## Set task
Without the pictures, write out all the lines below exactly as they appear.

^^^^^^^^^^^^^^^^

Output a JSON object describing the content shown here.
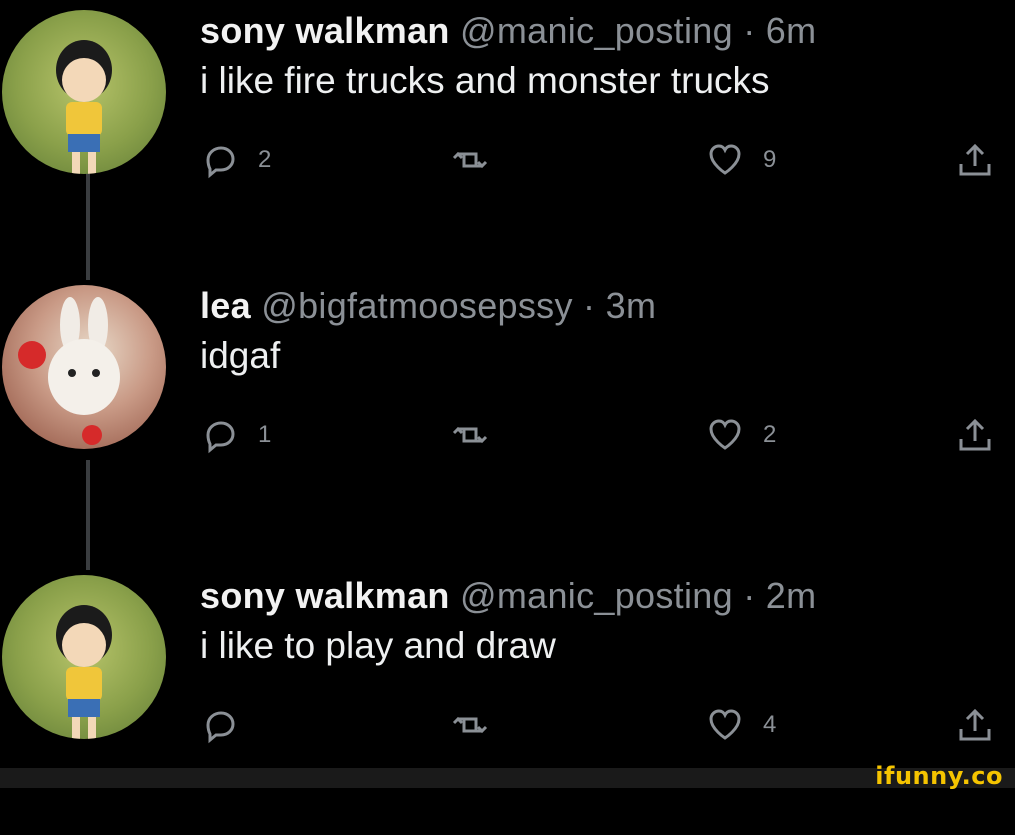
{
  "tweets": [
    {
      "name": "sony walkman",
      "handle": "@manic_posting · 6m",
      "text": "i like fire trucks and monster trucks",
      "replies": "2",
      "retweets": "",
      "likes": "9"
    },
    {
      "name": "lea",
      "handle": "@bigfatmoosepssy · 3m",
      "text": "idgaf",
      "replies": "1",
      "retweets": "",
      "likes": "2"
    },
    {
      "name": "sony walkman",
      "handle": "@manic_posting · 2m",
      "text": "i like to play and draw",
      "replies": "",
      "retweets": "",
      "likes": "4"
    }
  ],
  "watermark": "ifunny.co",
  "colors": {
    "background": "#000000",
    "muted": "#8b9096",
    "watermark": "#f5c400"
  }
}
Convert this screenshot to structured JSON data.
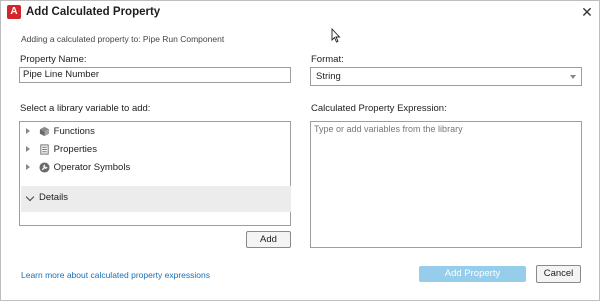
{
  "window": {
    "title": "Add Calculated Property",
    "close_glyph": "✕",
    "app_icon_letter": "A"
  },
  "subtitle": "Adding a calculated property to: Pipe Run Component",
  "property_name": {
    "label": "Property Name:",
    "value": "Pipe Line Number"
  },
  "format": {
    "label": "Format:",
    "selected": "String"
  },
  "library": {
    "label": "Select a library variable to add:",
    "items": [
      {
        "label": "Functions",
        "icon": "cube-icon"
      },
      {
        "label": "Properties",
        "icon": "list-icon"
      },
      {
        "label": "Operator Symbols",
        "icon": "wrench-icon"
      }
    ],
    "details_label": "Details",
    "add_button": "Add"
  },
  "expression": {
    "label": "Calculated Property Expression:",
    "placeholder": "Type or add variables from the library"
  },
  "footer": {
    "learn_more": "Learn more about calculated property expressions",
    "add_property": "Add Property",
    "cancel": "Cancel"
  },
  "colors": {
    "accent": "#d2262c",
    "primary_button": "#95cdea",
    "link": "#1a6fb3"
  }
}
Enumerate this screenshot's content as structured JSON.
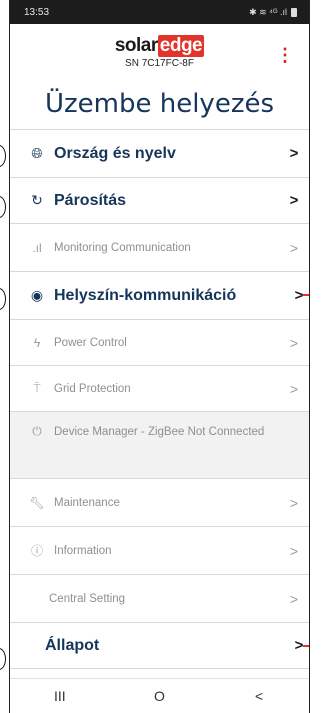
{
  "status_bar": {
    "time": "13:53",
    "icons": "✱ ≋ ⁴ᴳ .ıl"
  },
  "header": {
    "brand_solar": "solar",
    "brand_edge": "edge",
    "serial": "SN 7C17FC-8F",
    "menu_icon": "⋮"
  },
  "page_title": "Üzembe helyezés",
  "menu": {
    "items": [
      {
        "label": "Ország és nyelv",
        "icon": "globe-icon",
        "glyph": "🌐︎"
      },
      {
        "label": "Párosítás",
        "icon": "pairing-icon",
        "glyph": "↻"
      },
      {
        "label": "Monitoring Communication",
        "icon": "signal-bars-icon",
        "glyph": ".ıl"
      },
      {
        "label": "Helyszín-kommunikáció",
        "icon": "location-pin-icon",
        "glyph": "◉"
      },
      {
        "label": "Power Control",
        "icon": "lightning-icon",
        "glyph": "ϟ"
      },
      {
        "label": "Grid Protection",
        "icon": "power-tower-icon",
        "glyph": "⍑"
      },
      {
        "label": "Device Manager - ZigBee Not Connected",
        "icon": "plug-icon",
        "glyph": "⏻"
      },
      {
        "label": "Maintenance",
        "icon": "wrench-icon",
        "glyph": "🔧︎"
      },
      {
        "label": "Information",
        "icon": "info-icon",
        "glyph": "ⓘ"
      },
      {
        "label": "Central Setting",
        "icon": "",
        "glyph": ""
      },
      {
        "label": "Állapot",
        "icon": "",
        "glyph": ""
      }
    ],
    "chevron": ">"
  },
  "nav": {
    "recent": "III",
    "home": "O",
    "back": "<"
  },
  "colors": {
    "accent_red": "#e2342a",
    "title_navy": "#16355b"
  }
}
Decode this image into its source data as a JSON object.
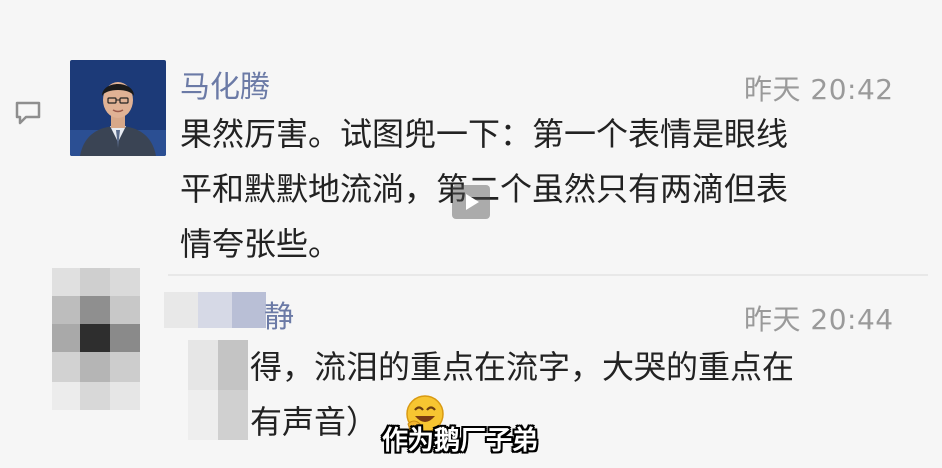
{
  "comments": [
    {
      "author": "马化腾",
      "time": "昨天 20:42",
      "lines": [
        "果然厉害。试图兜一下：第一个表情是眼线",
        "平和默默地流淌，第二个虽然只有两滴但表",
        "情夸张些。"
      ]
    },
    {
      "author_visible": "静",
      "time": "昨天 20:44",
      "lines": [
        "得，流泪的重点在流字，大哭的重点在",
        "有声音）"
      ]
    }
  ],
  "video_subtitle": "作为鹅厂子弟",
  "icons": {
    "comment": "comment-bubble-icon",
    "play": "play-icon",
    "emoji": "grinning-face-emoji"
  },
  "colors": {
    "author_name": "#6b7aa6",
    "timestamp": "#9a9a9a",
    "text": "#222222",
    "avatar_bg": "#1c3a78"
  }
}
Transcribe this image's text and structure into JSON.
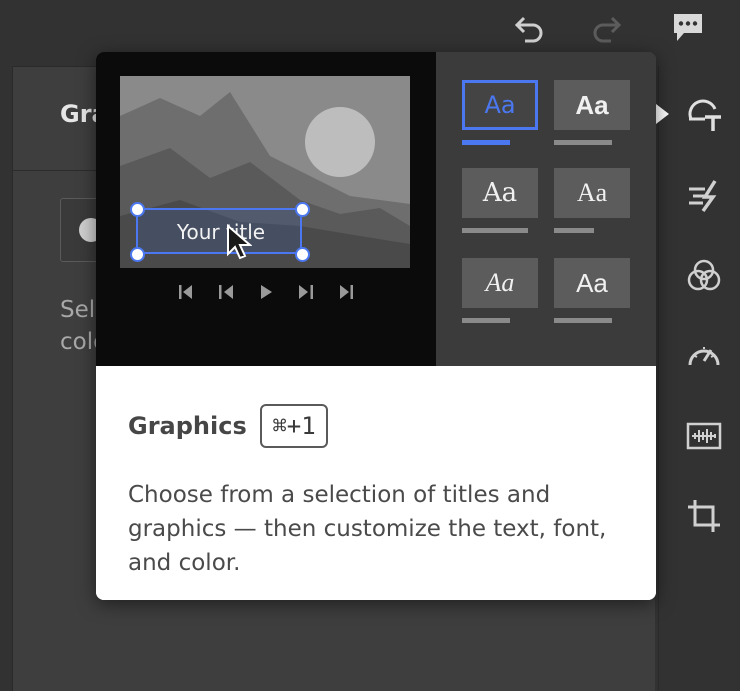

^^^^^^^^^^^^^^^^

## Solution for this task
Output a JSON object describing the content shown here.
{
  "tweets": [
    {
      "name": "sony walkman",
      "handle": "@manic_posting · 6m",
      "text": "i like fire trucks and monster trucks",
      "replies": "2",
      "retweets": "",
      "likes": "9"
    },
    {
      "name": "lea",
      "handle": "@bigfatmoosepssy · 3m",
      "text": "idgaf",
      "replies": "1",
      "retweets": "",
      "likes": "2"
    },
    {
      "name": "sony walkman",
      "handle": "@manic_posting · 2m",
      "text": "i like to play and draw",
      "replies": "",
      "retweets": "",
      "likes": "4"
    }
  ],
  "watermark": "ifunny.co",
  "colors": {
    "background": "#000000",
    "muted": "#8b9096",
    "watermark": "#f5c400"
  }
}
Convert this screenshot to structured JSON data.
{
  "window": {
    "title": "Add Calculated Property",
    "close_glyph": "✕",
    "app_icon_letter": "A"
  },
  "subtitle": "Adding a calculated property to: Pipe Run Component",
  "property_name": {
    "label": "Property Name:",
    "value": "Pipe Line Number"
  },
  "format": {
    "label": "Format:",
    "selected": "String"
  },
  "library": {
    "label": "Select a library variable to add:",
    "items": [
      {
        "label": "Functions",
        "icon": "cube-icon"
      },
      {
        "label": "Properties",
        "icon": "list-icon"
      },
      {
        "label": "Operator Symbols",
        "icon": "wrench-icon"
      }
    ],
    "details_label": "Details",
    "add_button": "Add"
  },
  "expression": {
    "label": "Calculated Property Expression:",
    "placeholder": "Type or add variables from the library"
  },
  "footer": {
    "learn_more": "Learn more about calculated property expressions",
    "add_property": "Add Property",
    "cancel": "Cancel"
  },
  "colors": {
    "accent": "#d2262c",
    "primary_button": "#95cdea",
    "link": "#1a6fb3"
  }
}
Enumerate this screenshot's content as structured JSON.
{
  "status_bar": {
    "time": "13:53",
    "icons": "✱ ≋ ⁴ᴳ .ıl"
  },
  "header": {
    "brand_solar": "solar",
    "brand_edge": "edge",
    "serial": "SN 7C17FC-8F",
    "menu_icon": "⋮"
  },
  "page_title": "Üzembe helyezés",
  "menu": {
    "items": [
      {
        "label": "Ország és nyelv",
        "icon": "globe-icon",
        "glyph": "🌐︎"
      },
      {
        "label": "Párosítás",
        "icon": "pairing-icon",
        "glyph": "↻"
      },
      {
        "label": "Monitoring Communication",
        "icon": "signal-bars-icon",
        "glyph": ".ıl"
      },
      {
        "label": "Helyszín-kommunikáció",
        "icon": "location-pin-icon",
        "glyph": "◉"
      },
      {
        "label": "Power Control",
        "icon": "lightning-icon",
        "glyph": "ϟ"
      },
      {
        "label": "Grid Protection",
        "icon": "power-tower-icon",
        "glyph": "⍑"
      },
      {
        "label": "Device Manager - ZigBee Not Connected",
        "icon": "plug-icon",
        "glyph": "⏻"
      },
      {
        "label": "Maintenance",
        "icon": "wrench-icon",
        "glyph": "🔧︎"
      },
      {
        "label": "Information",
        "icon": "info-icon",
        "glyph": "ⓘ"
      },
      {
        "label": "Central Setting",
        "icon": "",
        "glyph": ""
      },
      {
        "label": "Állapot",
        "icon": "",
        "glyph": ""
      }
    ],
    "chevron": ">"
  },
  "nav": {
    "recent": "III",
    "home": "O",
    "back": "<"
  },
  "colors": {
    "accent_red": "#e2342a",
    "title_navy": "#16355b"
  }
}
Decode this image into its source data as a JSON object.
{
  "comments": [
    {
      "author": "马化腾",
      "time": "昨天 20:42",
      "lines": [
        "果然厉害。试图兜一下：第一个表情是眼线",
        "平和默默地流淌，第二个虽然只有两滴但表",
        "情夸张些。"
      ]
    },
    {
      "author_visible": "静",
      "time": "昨天 20:44",
      "lines": [
        "得，流泪的重点在流字，大哭的重点在",
        "有声音）"
      ]
    }
  ],
  "video_subtitle": "作为鹅厂子弟",
  "icons": {
    "comment": "comment-bubble-icon",
    "play": "play-icon",
    "emoji": "grinning-face-emoji"
  },
  "colors": {
    "author_name": "#6b7aa6",
    "timestamp": "#9a9a9a",
    "text": "#222222",
    "avatar_bg": "#1c3a78"
  }
}
Transcribe this image's text and structure into JSON.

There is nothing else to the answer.